(Exercise)
Work through the data line by line, gathering every line that has the word "heading".

◇ ◇ ◇

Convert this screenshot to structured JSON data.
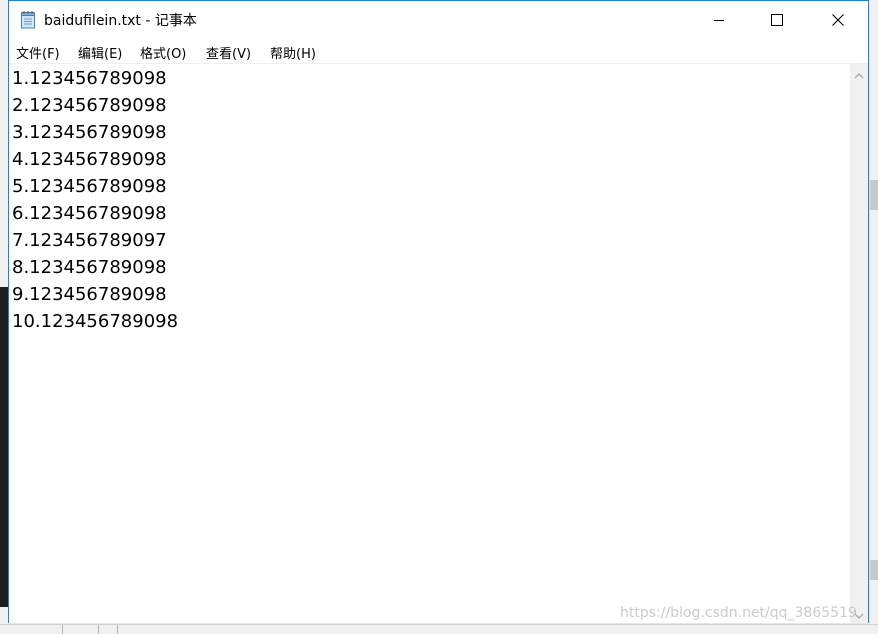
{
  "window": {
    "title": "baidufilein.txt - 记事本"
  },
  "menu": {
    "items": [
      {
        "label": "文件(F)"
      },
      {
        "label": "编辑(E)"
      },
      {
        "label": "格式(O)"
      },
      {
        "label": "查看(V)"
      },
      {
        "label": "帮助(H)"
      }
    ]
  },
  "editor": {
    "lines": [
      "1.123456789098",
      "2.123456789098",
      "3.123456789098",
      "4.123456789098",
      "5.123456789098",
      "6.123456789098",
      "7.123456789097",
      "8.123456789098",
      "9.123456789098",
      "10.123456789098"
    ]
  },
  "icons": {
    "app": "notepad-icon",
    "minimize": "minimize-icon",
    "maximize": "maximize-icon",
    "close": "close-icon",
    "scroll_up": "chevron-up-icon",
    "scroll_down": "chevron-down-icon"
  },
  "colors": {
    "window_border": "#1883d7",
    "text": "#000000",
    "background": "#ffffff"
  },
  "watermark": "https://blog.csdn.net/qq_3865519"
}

◇ ◇ ◇

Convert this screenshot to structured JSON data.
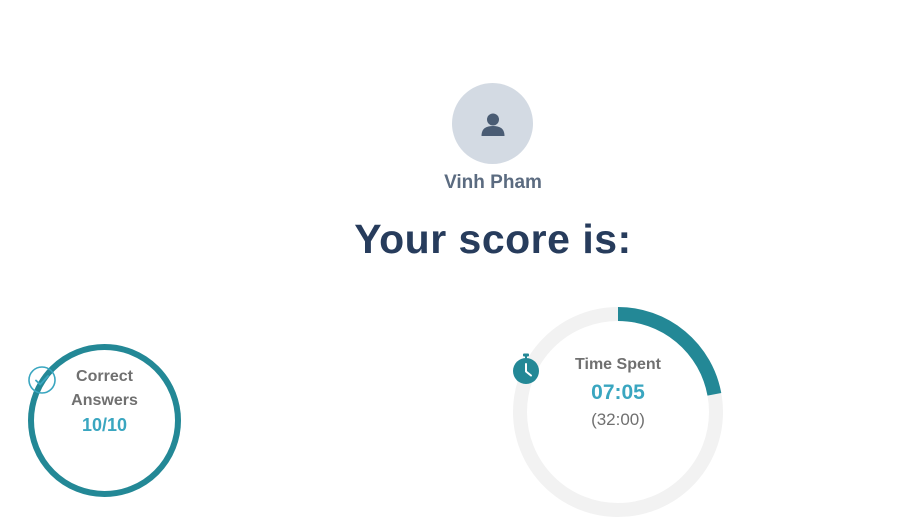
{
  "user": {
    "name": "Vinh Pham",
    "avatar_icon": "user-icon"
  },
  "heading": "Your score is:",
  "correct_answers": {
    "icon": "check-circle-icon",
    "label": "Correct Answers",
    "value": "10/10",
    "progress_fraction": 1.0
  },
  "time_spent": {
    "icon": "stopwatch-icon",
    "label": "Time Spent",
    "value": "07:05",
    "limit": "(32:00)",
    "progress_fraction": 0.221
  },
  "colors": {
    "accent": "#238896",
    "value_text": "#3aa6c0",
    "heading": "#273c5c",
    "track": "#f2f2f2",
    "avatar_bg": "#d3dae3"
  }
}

◇ ◇ ◇

(The result)
  "heading": "Your score is:",
    "heading": "#273c5c",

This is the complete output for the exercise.